Dataset content
-------------------------

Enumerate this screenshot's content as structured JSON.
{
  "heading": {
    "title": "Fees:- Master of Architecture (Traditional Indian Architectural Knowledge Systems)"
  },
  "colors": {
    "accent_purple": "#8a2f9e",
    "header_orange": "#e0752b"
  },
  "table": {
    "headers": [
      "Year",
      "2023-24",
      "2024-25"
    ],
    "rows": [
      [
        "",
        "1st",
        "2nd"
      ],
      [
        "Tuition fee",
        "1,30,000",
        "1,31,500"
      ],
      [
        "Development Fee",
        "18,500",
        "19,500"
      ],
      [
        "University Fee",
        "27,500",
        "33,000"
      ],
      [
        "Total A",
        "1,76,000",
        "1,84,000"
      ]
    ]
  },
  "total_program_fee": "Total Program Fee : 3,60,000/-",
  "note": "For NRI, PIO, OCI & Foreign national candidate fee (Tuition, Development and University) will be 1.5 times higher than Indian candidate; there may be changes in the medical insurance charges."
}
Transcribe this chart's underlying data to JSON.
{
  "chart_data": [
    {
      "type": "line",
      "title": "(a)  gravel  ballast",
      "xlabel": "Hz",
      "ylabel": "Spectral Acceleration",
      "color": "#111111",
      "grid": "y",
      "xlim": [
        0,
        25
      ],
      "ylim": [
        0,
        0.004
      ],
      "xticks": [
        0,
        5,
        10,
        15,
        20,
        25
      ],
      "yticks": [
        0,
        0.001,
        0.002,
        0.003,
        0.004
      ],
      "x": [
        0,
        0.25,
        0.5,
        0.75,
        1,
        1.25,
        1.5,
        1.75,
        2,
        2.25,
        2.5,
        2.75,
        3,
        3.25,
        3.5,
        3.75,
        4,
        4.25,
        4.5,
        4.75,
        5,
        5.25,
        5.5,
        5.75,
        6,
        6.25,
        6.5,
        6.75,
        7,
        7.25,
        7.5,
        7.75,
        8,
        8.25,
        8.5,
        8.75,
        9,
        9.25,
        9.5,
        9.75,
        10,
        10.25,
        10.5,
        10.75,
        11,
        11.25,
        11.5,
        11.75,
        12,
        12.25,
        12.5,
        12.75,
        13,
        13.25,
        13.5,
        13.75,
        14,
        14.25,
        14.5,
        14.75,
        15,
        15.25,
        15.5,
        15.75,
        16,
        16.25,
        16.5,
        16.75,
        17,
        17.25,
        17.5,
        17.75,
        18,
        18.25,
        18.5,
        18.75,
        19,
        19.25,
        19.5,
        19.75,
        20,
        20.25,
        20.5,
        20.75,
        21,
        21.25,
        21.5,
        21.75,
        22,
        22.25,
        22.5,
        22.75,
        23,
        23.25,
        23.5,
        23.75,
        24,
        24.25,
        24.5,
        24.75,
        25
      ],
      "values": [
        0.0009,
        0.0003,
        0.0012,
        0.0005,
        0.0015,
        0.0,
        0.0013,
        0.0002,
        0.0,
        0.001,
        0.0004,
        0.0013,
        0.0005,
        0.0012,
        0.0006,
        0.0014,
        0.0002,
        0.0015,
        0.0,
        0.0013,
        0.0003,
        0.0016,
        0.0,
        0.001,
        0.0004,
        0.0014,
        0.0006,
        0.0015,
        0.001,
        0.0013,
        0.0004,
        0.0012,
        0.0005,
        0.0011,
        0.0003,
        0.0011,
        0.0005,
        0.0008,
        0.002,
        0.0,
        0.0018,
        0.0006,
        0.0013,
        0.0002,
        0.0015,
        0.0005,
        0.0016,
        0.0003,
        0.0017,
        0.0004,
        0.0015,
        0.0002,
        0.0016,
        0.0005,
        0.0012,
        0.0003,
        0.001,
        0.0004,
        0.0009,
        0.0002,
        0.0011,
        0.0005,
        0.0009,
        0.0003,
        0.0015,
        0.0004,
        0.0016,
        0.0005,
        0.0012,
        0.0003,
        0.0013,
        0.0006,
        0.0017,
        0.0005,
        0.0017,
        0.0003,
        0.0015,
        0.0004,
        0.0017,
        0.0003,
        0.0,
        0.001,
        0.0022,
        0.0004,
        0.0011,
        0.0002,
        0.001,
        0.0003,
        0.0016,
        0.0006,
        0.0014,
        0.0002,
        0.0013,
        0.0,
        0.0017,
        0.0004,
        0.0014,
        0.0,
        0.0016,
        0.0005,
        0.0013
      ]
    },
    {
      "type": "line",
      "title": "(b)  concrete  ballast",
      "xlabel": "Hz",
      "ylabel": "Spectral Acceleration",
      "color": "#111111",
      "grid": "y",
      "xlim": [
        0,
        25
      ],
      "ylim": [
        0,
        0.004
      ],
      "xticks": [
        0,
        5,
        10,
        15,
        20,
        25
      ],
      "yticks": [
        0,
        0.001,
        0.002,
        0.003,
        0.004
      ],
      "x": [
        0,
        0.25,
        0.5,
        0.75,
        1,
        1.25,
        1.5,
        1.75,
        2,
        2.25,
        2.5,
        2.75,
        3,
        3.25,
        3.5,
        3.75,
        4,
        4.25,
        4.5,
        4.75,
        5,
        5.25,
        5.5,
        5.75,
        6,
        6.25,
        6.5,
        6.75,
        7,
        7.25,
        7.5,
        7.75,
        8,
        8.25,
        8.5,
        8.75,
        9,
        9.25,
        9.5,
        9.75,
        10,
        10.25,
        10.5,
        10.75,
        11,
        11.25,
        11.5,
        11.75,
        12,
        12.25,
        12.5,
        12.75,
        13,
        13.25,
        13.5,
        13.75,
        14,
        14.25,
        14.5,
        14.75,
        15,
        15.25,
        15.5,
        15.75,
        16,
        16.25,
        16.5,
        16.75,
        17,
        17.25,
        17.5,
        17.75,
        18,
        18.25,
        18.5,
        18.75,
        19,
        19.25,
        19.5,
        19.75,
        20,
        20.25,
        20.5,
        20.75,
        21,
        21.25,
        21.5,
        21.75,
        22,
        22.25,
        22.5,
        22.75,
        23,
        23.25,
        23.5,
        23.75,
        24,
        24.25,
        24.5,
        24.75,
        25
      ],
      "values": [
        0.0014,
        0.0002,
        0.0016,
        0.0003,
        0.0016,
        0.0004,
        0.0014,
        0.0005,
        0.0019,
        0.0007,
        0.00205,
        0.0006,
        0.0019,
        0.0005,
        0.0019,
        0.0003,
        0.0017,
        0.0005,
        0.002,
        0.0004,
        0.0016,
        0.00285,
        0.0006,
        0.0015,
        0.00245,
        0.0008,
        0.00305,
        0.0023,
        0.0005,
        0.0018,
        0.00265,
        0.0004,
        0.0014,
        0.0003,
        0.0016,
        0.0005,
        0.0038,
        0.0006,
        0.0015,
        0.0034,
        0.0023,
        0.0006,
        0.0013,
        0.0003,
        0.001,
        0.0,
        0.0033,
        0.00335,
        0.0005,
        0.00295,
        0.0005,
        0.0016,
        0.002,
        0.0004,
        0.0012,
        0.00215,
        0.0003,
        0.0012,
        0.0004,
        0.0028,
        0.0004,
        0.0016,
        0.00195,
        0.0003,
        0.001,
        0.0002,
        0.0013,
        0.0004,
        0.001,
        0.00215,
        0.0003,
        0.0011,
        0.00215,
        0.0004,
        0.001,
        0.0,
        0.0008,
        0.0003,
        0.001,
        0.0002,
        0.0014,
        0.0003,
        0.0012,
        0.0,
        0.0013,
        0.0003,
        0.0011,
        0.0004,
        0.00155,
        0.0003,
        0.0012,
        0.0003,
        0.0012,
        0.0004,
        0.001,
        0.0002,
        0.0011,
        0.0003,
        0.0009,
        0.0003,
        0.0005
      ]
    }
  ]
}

-------------------------

Instructions to follow
What is needed here is an exact reproduction of all the entries.

Solution below
Enumerate this screenshot's content as structured JSON.
{
  "heading": {
    "title": "Fees:- Master of Architecture (Traditional Indian Architectural Knowledge Systems)"
  },
  "colors": {
    "accent_purple": "#8a2f9e",
    "header_orange": "#e0752b"
  },
  "table": {
    "headers": [
      "Year",
      "2023-24",
      "2024-25"
    ],
    "rows": [
      [
        "",
        "1st",
        "2nd"
      ],
      [
        "Tuition fee",
        "1,30,000",
        "1,31,500"
      ],
      [
        "Development Fee",
        "18,500",
        "19,500"
      ],
      [
        "University Fee",
        "27,500",
        "33,000"
      ],
      [
        "Total A",
        "1,76,000",
        "1,84,000"
      ]
    ]
  },
  "total_program_fee": "Total Program Fee : 3,60,000/-",
  "note": "For NRI, PIO, OCI & Foreign national candidate fee (Tuition, Development and University) will be 1.5 times higher than Indian candidate; there may be changes in the medical insurance charges."
}
Transcribe this chart's underlying data to JSON.
{
  "chart_data": [
    {
      "type": "line",
      "title": "(a)  gravel  ballast",
      "xlabel": "Hz",
      "ylabel": "Spectral Acceleration",
      "color": "#111111",
      "grid": "y",
      "xlim": [
        0,
        25
      ],
      "ylim": [
        0,
        0.004
      ],
      "xticks": [
        0,
        5,
        10,
        15,
        20,
        25
      ],
      "yticks": [
        0,
        0.001,
        0.002,
        0.003,
        0.004
      ],
      "x": [
        0,
        0.25,
        0.5,
        0.75,
        1,
        1.25,
        1.5,
        1.75,
        2,
        2.25,
        2.5,
        2.75,
        3,
        3.25,
        3.5,
        3.75,
        4,
        4.25,
        4.5,
        4.75,
        5,
        5.25,
        5.5,
        5.75,
        6,
        6.25,
        6.5,
        6.75,
        7,
        7.25,
        7.5,
        7.75,
        8,
        8.25,
        8.5,
        8.75,
        9,
        9.25,
        9.5,
        9.75,
        10,
        10.25,
        10.5,
        10.75,
        11,
        11.25,
        11.5,
        11.75,
        12,
        12.25,
        12.5,
        12.75,
        13,
        13.25,
        13.5,
        13.75,
        14,
        14.25,
        14.5,
        14.75,
        15,
        15.25,
        15.5,
        15.75,
        16,
        16.25,
        16.5,
        16.75,
        17,
        17.25,
        17.5,
        17.75,
        18,
        18.25,
        18.5,
        18.75,
        19,
        19.25,
        19.5,
        19.75,
        20,
        20.25,
        20.5,
        20.75,
        21,
        21.25,
        21.5,
        21.75,
        22,
        22.25,
        22.5,
        22.75,
        23,
        23.25,
        23.5,
        23.75,
        24,
        24.25,
        24.5,
        24.75,
        25
      ],
      "values": [
        0.0009,
        0.0003,
        0.0012,
        0.0005,
        0.0015,
        0.0,
        0.0013,
        0.0002,
        0.0,
        0.001,
        0.0004,
        0.0013,
        0.0005,
        0.0012,
        0.0006,
        0.0014,
        0.0002,
        0.0015,
        0.0,
        0.0013,
        0.0003,
        0.0016,
        0.0,
        0.001,
        0.0004,
        0.0014,
        0.0006,
        0.0015,
        0.001,
        0.0013,
        0.0004,
        0.0012,
        0.0005,
        0.0011,
        0.0003,
        0.0011,
        0.0005,
        0.0008,
        0.002,
        0.0,
        0.0018,
        0.0006,
        0.0013,
        0.0002,
        0.0015,
        0.0005,
        0.0016,
        0.0003,
        0.0017,
        0.0004,
        0.0015,
        0.0002,
        0.0016,
        0.0005,
        0.0012,
        0.0003,
        0.001,
        0.0004,
        0.0009,
        0.0002,
        0.0011,
        0.0005,
        0.0009,
        0.0003,
        0.0015,
        0.0004,
        0.0016,
        0.0005,
        0.0012,
        0.0003,
        0.0013,
        0.0006,
        0.0017,
        0.0005,
        0.0017,
        0.0003,
        0.0015,
        0.0004,
        0.0017,
        0.0003,
        0.0,
        0.001,
        0.0022,
        0.0004,
        0.0011,
        0.0002,
        0.001,
        0.0003,
        0.0016,
        0.0006,
        0.0014,
        0.0002,
        0.0013,
        0.0,
        0.0017,
        0.0004,
        0.0014,
        0.0,
        0.0016,
        0.0005,
        0.0013
      ]
    },
    {
      "type": "line",
      "title": "(b)  concrete  ballast",
      "xlabel": "Hz",
      "ylabel": "Spectral Acceleration",
      "color": "#111111",
      "grid": "y",
      "xlim": [
        0,
        25
      ],
      "ylim": [
        0,
        0.004
      ],
      "xticks": [
        0,
        5,
        10,
        15,
        20,
        25
      ],
      "yticks": [
        0,
        0.001,
        0.002,
        0.003,
        0.004
      ],
      "x": [
        0,
        0.25,
        0.5,
        0.75,
        1,
        1.25,
        1.5,
        1.75,
        2,
        2.25,
        2.5,
        2.75,
        3,
        3.25,
        3.5,
        3.75,
        4,
        4.25,
        4.5,
        4.75,
        5,
        5.25,
        5.5,
        5.75,
        6,
        6.25,
        6.5,
        6.75,
        7,
        7.25,
        7.5,
        7.75,
        8,
        8.25,
        8.5,
        8.75,
        9,
        9.25,
        9.5,
        9.75,
        10,
        10.25,
        10.5,
        10.75,
        11,
        11.25,
        11.5,
        11.75,
        12,
        12.25,
        12.5,
        12.75,
        13,
        13.25,
        13.5,
        13.75,
        14,
        14.25,
        14.5,
        14.75,
        15,
        15.25,
        15.5,
        15.75,
        16,
        16.25,
        16.5,
        16.75,
        17,
        17.25,
        17.5,
        17.75,
        18,
        18.25,
        18.5,
        18.75,
        19,
        19.25,
        19.5,
        19.75,
        20,
        20.25,
        20.5,
        20.75,
        21,
        21.25,
        21.5,
        21.75,
        22,
        22.25,
        22.5,
        22.75,
        23,
        23.25,
        23.5,
        23.75,
        24,
        24.25,
        24.5,
        24.75,
        25
      ],
      "values": [
        0.0014,
        0.0002,
        0.0016,
        0.0003,
        0.0016,
        0.0004,
        0.0014,
        0.0005,
        0.0019,
        0.0007,
        0.00205,
        0.0006,
        0.0019,
        0.0005,
        0.0019,
        0.0003,
        0.0017,
        0.0005,
        0.002,
        0.0004,
        0.0016,
        0.00285,
        0.0006,
        0.0015,
        0.00245,
        0.0008,
        0.00305,
        0.0023,
        0.0005,
        0.0018,
        0.00265,
        0.0004,
        0.0014,
        0.0003,
        0.0016,
        0.0005,
        0.0038,
        0.0006,
        0.0015,
        0.0034,
        0.0023,
        0.0006,
        0.0013,
        0.0003,
        0.001,
        0.0,
        0.0033,
        0.00335,
        0.0005,
        0.00295,
        0.0005,
        0.0016,
        0.002,
        0.0004,
        0.0012,
        0.00215,
        0.0003,
        0.0012,
        0.0004,
        0.0028,
        0.0004,
        0.0016,
        0.00195,
        0.0003,
        0.001,
        0.0002,
        0.0013,
        0.0004,
        0.001,
        0.00215,
        0.0003,
        0.0011,
        0.00215,
        0.0004,
        0.001,
        0.0,
        0.0008,
        0.0003,
        0.001,
        0.0002,
        0.0014,
        0.0003,
        0.0012,
        0.0,
        0.0013,
        0.0003,
        0.0011,
        0.0004,
        0.00155,
        0.0003,
        0.0012,
        0.0003,
        0.0012,
        0.0004,
        0.001,
        0.0002,
        0.0011,
        0.0003,
        0.0009,
        0.0003,
        0.0005
      ]
    }
  ]
}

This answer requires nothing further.